• **TASK DESCRIPTION**
Return a copy of every line in the records that includes the word "dari".

• **DATA SUPPLIED**
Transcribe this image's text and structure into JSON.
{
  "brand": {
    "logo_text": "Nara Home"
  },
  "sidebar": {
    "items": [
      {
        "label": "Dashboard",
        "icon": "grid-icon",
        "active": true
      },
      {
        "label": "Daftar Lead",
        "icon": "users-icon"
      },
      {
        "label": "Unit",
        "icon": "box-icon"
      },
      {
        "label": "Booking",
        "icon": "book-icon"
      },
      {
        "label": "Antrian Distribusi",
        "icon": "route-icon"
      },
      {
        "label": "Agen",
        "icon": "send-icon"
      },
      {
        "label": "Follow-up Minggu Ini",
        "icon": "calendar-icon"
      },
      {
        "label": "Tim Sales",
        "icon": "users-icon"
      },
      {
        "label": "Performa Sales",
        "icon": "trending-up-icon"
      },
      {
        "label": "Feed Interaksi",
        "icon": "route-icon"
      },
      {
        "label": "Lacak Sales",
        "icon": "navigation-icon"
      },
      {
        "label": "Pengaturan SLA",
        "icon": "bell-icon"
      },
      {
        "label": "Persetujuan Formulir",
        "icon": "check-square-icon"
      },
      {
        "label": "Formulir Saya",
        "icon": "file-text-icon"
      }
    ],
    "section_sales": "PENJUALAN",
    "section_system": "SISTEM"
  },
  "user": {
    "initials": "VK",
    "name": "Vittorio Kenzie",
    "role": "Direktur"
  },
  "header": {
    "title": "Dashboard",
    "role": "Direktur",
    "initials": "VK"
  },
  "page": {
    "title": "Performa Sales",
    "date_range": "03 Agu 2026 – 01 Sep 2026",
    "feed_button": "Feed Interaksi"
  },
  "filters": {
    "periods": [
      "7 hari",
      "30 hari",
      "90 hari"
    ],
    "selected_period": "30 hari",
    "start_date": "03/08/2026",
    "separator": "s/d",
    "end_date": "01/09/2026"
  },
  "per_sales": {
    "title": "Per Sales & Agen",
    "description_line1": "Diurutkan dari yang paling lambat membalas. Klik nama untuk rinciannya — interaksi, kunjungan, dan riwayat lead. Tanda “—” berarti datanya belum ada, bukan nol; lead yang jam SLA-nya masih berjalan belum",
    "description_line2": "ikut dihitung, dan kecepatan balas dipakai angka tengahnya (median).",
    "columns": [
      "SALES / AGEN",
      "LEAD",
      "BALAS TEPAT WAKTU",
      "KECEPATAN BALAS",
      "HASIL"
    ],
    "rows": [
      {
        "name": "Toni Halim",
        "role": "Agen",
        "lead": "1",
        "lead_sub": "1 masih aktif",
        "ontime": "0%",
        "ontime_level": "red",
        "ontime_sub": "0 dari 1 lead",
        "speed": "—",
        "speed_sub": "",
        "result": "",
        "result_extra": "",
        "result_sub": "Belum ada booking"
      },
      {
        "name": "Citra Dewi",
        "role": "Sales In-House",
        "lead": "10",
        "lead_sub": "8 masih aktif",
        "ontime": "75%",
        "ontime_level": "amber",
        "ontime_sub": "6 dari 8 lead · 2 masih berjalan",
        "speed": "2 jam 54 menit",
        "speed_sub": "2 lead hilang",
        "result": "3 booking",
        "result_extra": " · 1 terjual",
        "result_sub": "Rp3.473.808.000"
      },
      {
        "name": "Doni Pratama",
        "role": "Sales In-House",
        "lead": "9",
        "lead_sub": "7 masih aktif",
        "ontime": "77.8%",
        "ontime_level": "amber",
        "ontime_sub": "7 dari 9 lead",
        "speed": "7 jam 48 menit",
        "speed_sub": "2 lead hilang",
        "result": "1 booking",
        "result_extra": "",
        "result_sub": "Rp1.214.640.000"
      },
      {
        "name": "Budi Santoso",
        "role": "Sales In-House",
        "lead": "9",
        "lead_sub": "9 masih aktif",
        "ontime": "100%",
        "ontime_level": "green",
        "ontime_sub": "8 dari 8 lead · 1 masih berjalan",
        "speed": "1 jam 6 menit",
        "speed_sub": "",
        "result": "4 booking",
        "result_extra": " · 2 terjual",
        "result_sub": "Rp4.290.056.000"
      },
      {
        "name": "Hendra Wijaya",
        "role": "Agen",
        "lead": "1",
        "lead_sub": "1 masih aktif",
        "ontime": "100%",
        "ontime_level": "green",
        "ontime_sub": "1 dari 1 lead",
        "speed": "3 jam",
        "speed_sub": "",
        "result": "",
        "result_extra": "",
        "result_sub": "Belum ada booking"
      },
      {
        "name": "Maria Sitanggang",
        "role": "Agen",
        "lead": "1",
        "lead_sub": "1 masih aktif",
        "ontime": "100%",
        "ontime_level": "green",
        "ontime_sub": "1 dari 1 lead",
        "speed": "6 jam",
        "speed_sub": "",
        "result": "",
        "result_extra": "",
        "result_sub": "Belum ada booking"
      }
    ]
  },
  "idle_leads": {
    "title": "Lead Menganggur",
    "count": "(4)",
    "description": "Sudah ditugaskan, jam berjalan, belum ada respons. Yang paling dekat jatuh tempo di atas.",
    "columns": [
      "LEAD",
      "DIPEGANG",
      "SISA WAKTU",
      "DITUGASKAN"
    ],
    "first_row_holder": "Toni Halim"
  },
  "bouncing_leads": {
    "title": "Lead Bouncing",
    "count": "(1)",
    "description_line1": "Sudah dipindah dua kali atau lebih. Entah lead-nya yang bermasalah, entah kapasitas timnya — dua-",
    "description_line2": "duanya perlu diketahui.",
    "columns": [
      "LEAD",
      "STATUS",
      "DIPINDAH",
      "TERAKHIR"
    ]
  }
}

• **CORRECT RESULT**
    "description_line1": "Diurutkan dari yang paling lambat membalas. Klik nama untuk rinciannya — interaksi, kunjungan, dan riwayat lead. Tanda “—” berarti datanya belum ada, bukan nol; lead yang jam SLA-nya masih berjalan belum",
        "ontime_sub": "0 dari 1 lead",
        "ontime_sub": "6 dari 8 lead · 2 masih berjalan",
        "ontime_sub": "7 dari 9 lead",
        "ontime_sub": "8 dari 8 lead · 1 masih berjalan",
        "ontime_sub": "1 dari 1 lead",
        "ontime_sub": "1 dari 1 lead",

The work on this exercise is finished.